## [Problem description]
Tally every line featuring "Windows", then give that tally alone.

## [Given entries]

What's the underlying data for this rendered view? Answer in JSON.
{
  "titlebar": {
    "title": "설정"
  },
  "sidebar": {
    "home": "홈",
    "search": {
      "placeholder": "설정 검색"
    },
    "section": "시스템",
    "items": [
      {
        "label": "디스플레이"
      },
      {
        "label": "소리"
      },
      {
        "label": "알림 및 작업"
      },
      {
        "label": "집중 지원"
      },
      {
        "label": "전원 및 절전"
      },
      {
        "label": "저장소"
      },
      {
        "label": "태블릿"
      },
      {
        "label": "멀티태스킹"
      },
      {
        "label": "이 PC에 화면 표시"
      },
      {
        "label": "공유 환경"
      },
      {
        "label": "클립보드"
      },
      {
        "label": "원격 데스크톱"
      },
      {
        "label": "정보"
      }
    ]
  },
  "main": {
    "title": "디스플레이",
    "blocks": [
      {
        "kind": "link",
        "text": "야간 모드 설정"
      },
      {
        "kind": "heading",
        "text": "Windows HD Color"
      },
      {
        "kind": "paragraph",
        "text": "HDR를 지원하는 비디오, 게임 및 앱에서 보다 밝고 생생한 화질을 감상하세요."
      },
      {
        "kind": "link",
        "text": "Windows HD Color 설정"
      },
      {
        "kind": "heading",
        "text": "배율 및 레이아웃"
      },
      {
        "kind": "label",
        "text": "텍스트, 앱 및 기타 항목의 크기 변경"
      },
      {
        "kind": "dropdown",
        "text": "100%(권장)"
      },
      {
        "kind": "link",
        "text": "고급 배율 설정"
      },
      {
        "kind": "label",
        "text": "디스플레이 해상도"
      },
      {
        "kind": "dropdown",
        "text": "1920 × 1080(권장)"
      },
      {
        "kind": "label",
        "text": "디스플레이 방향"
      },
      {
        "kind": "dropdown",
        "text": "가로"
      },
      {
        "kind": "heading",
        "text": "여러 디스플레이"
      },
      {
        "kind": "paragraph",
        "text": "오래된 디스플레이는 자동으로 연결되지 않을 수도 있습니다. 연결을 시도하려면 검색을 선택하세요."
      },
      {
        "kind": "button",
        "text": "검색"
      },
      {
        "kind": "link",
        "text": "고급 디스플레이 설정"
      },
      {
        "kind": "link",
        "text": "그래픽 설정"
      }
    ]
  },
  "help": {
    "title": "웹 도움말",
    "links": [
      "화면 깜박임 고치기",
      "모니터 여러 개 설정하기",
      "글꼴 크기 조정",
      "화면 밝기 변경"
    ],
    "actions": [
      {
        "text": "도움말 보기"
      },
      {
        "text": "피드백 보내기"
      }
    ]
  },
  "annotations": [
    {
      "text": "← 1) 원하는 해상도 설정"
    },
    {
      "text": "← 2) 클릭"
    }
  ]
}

## [The solution]
2